Direction = Set down the full listing exactly, character for character.

Excerpted records =
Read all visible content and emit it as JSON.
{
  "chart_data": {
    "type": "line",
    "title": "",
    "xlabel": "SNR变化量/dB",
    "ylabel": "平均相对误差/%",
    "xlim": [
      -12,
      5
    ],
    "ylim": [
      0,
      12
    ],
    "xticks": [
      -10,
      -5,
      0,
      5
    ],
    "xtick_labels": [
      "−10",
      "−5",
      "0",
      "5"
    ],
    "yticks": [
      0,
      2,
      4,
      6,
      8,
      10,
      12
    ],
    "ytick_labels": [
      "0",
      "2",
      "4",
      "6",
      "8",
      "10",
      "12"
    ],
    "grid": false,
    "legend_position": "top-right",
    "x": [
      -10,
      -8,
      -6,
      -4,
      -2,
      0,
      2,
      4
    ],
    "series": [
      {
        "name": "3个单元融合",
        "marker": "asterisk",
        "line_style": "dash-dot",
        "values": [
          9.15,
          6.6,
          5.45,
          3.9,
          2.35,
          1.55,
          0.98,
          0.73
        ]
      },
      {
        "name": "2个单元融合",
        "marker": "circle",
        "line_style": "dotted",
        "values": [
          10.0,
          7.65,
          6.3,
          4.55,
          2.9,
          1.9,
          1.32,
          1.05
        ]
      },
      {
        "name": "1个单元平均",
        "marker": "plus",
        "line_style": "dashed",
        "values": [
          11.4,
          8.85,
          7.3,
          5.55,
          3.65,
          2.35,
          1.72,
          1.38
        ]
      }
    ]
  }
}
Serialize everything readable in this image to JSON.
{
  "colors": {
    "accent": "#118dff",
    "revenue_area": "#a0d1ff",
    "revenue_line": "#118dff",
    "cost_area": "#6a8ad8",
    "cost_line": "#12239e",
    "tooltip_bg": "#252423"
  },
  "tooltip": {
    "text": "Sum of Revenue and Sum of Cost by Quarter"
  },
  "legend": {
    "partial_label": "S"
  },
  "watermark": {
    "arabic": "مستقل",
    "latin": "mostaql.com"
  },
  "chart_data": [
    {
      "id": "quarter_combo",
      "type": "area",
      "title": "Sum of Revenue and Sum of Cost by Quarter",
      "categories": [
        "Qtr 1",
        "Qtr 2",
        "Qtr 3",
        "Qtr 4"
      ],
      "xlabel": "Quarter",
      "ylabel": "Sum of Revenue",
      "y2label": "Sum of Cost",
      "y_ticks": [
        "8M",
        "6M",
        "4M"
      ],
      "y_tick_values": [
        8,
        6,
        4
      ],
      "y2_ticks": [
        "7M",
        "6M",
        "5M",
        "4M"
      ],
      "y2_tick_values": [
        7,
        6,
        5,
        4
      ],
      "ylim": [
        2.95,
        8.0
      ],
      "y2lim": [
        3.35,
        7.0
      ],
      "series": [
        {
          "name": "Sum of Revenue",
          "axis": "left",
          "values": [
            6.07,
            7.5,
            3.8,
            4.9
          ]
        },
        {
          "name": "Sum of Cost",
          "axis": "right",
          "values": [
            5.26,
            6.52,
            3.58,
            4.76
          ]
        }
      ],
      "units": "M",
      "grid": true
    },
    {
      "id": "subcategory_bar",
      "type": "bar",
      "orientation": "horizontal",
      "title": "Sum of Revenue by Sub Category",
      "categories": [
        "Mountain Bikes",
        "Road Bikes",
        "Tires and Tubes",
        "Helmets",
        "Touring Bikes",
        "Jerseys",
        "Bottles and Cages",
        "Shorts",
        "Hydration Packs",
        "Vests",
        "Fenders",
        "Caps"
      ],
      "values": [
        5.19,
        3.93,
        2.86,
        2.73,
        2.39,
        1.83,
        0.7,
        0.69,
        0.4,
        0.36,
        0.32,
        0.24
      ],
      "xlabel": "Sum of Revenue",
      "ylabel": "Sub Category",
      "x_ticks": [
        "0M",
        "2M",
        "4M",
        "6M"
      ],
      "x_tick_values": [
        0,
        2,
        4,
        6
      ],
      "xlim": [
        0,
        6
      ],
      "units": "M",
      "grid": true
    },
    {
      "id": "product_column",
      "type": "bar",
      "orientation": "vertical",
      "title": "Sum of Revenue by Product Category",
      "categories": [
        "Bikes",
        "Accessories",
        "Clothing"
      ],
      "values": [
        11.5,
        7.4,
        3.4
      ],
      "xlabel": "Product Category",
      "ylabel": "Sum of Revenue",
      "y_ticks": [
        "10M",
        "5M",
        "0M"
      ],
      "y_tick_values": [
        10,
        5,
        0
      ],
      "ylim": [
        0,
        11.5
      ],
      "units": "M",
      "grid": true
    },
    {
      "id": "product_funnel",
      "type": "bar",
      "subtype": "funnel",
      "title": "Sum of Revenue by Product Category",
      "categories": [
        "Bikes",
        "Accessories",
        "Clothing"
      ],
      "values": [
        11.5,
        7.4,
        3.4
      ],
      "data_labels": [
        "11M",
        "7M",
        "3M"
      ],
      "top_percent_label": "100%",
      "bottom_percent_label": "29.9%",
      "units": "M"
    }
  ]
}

Correct response =
Read all visible content and emit it as JSON.
{
  "chart_data": {
    "type": "line",
    "title": "",
    "xlabel": "SNR变化量/dB",
    "ylabel": "平均相对误差/%",
    "xlim": [
      -12,
      5
    ],
    "ylim": [
      0,
      12
    ],
    "xticks": [
      -10,
      -5,
      0,
      5
    ],
    "xtick_labels": [
      "−10",
      "−5",
      "0",
      "5"
    ],
    "yticks": [
      0,
      2,
      4,
      6,
      8,
      10,
      12
    ],
    "ytick_labels": [
      "0",
      "2",
      "4",
      "6",
      "8",
      "10",
      "12"
    ],
    "grid": false,
    "legend_position": "top-right",
    "x": [
      -10,
      -8,
      -6,
      -4,
      -2,
      0,
      2,
      4
    ],
    "series": [
      {
        "name": "3个单元融合",
        "marker": "asterisk",
        "line_style": "dash-dot",
        "values": [
          9.15,
          6.6,
          5.45,
          3.9,
          2.35,
          1.55,
          0.98,
          0.73
        ]
      },
      {
        "name": "2个单元融合",
        "marker": "circle",
        "line_style": "dotted",
        "values": [
          10.0,
          7.65,
          6.3,
          4.55,
          2.9,
          1.9,
          1.32,
          1.05
        ]
      },
      {
        "name": "1个单元平均",
        "marker": "plus",
        "line_style": "dashed",
        "values": [
          11.4,
          8.85,
          7.3,
          5.55,
          3.65,
          2.35,
          1.72,
          1.38
        ]
      }
    ]
  }
}
Serialize everything readable in this image to JSON.
{
  "colors": {
    "accent": "#118dff",
    "revenue_area": "#a0d1ff",
    "revenue_line": "#118dff",
    "cost_area": "#6a8ad8",
    "cost_line": "#12239e",
    "tooltip_bg": "#252423"
  },
  "tooltip": {
    "text": "Sum of Revenue and Sum of Cost by Quarter"
  },
  "legend": {
    "partial_label": "S"
  },
  "watermark": {
    "arabic": "مستقل",
    "latin": "mostaql.com"
  },
  "chart_data": [
    {
      "id": "quarter_combo",
      "type": "area",
      "title": "Sum of Revenue and Sum of Cost by Quarter",
      "categories": [
        "Qtr 1",
        "Qtr 2",
        "Qtr 3",
        "Qtr 4"
      ],
      "xlabel": "Quarter",
      "ylabel": "Sum of Revenue",
      "y2label": "Sum of Cost",
      "y_ticks": [
        "8M",
        "6M",
        "4M"
      ],
      "y_tick_values": [
        8,
        6,
        4
      ],
      "y2_ticks": [
        "7M",
        "6M",
        "5M",
        "4M"
      ],
      "y2_tick_values": [
        7,
        6,
        5,
        4
      ],
      "ylim": [
        2.95,
        8.0
      ],
      "y2lim": [
        3.35,
        7.0
      ],
      "series": [
        {
          "name": "Sum of Revenue",
          "axis": "left",
          "values": [
            6.07,
            7.5,
            3.8,
            4.9
          ]
        },
        {
          "name": "Sum of Cost",
          "axis": "right",
          "values": [
            5.26,
            6.52,
            3.58,
            4.76
          ]
        }
      ],
      "units": "M",
      "grid": true
    },
    {
      "id": "subcategory_bar",
      "type": "bar",
      "orientation": "horizontal",
      "title": "Sum of Revenue by Sub Category",
      "categories": [
        "Mountain Bikes",
        "Road Bikes",
        "Tires and Tubes",
        "Helmets",
        "Touring Bikes",
        "Jerseys",
        "Bottles and Cages",
        "Shorts",
        "Hydration Packs",
        "Vests",
        "Fenders",
        "Caps"
      ],
      "values": [
        5.19,
        3.93,
        2.86,
        2.73,
        2.39,
        1.83,
        0.7,
        0.69,
        0.4,
        0.36,
        0.32,
        0.24
      ],
      "xlabel": "Sum of Revenue",
      "ylabel": "Sub Category",
      "x_ticks": [
        "0M",
        "2M",
        "4M",
        "6M"
      ],
      "x_tick_values": [
        0,
        2,
        4,
        6
      ],
      "xlim": [
        0,
        6
      ],
      "units": "M",
      "grid": true
    },
    {
      "id": "product_column",
      "type": "bar",
      "orientation": "vertical",
      "title": "Sum of Revenue by Product Category",
      "categories": [
        "Bikes",
        "Accessories",
        "Clothing"
      ],
      "values": [
        11.5,
        7.4,
        3.4
      ],
      "xlabel": "Product Category",
      "ylabel": "Sum of Revenue",
      "y_ticks": [
        "10M",
        "5M",
        "0M"
      ],
      "y_tick_values": [
        10,
        5,
        0
      ],
      "ylim": [
        0,
        11.5
      ],
      "units": "M",
      "grid": true
    },
    {
      "id": "product_funnel",
      "type": "bar",
      "subtype": "funnel",
      "title": "Sum of Revenue by Product Category",
      "categories": [
        "Bikes",
        "Accessories",
        "Clothing"
      ],
      "values": [
        11.5,
        7.4,
        3.4
      ],
      "data_labels": [
        "11M",
        "7M",
        "3M"
      ],
      "top_percent_label": "100%",
      "bottom_percent_label": "29.9%",
      "units": "M"
    }
  ]
}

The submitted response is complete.